TEXT EXTRACT

A centrifugal rotor has (a) an axially movable primary slide (5) for closing or opening peripheral outlets (11) and bordering a closing chamber (14) having inlet (15) and outlet (16) for a closing liquid, and (b) an axially movable secondary slide (20) for allowing or stopping flow through said closing liquid outlet (16), the secondary slide (20) having opposite sides bordering an opening chamber (22) and a closing chamber (21). An axially movable part is located radially outside said closing liquid outlet (16) and forms a partition (12) between the closing chambers (14 and 21) of the primary and secondary slides; the secondary slide's closing chamber (21) is closed radially inwards by an annular seal (24) between the secondary slide (20) and part (12a) of said partition (12); and the secondary slide (20) when opening uncovers an annular opening for passage of a closing liquid from the primary slide's closing chamber (14) to the secondary slide's opening chamber (22).

SUPPLIED MATERIAL

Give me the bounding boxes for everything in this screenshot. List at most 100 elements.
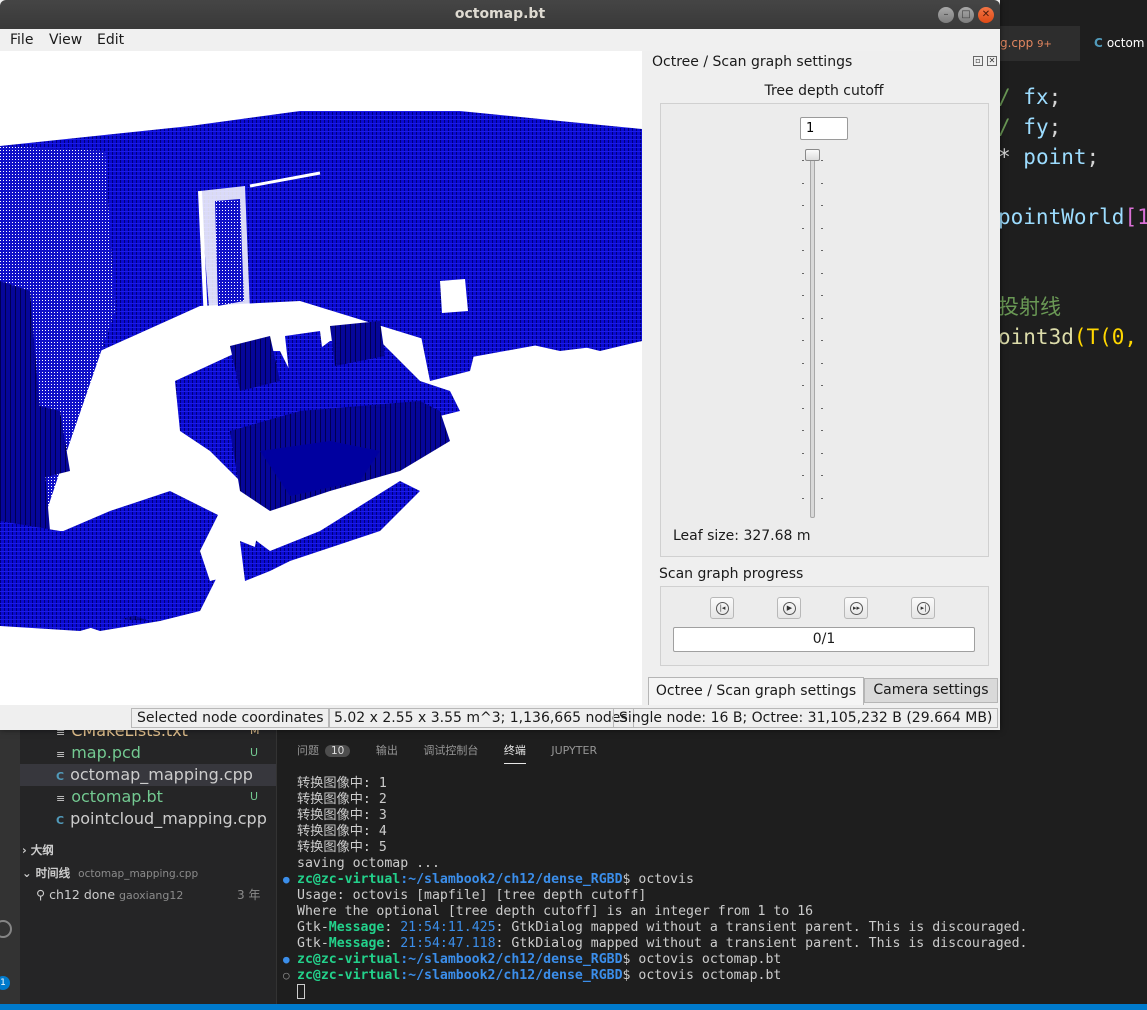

PROBLEM STATEMENT
In the centrifugal rotor text, what closes the secondary slide's closing chamber radially inwards?

COMPLETE OUTPUT
An annular seal (24) between the secondary slide (20) and part (12a) of the partition (12).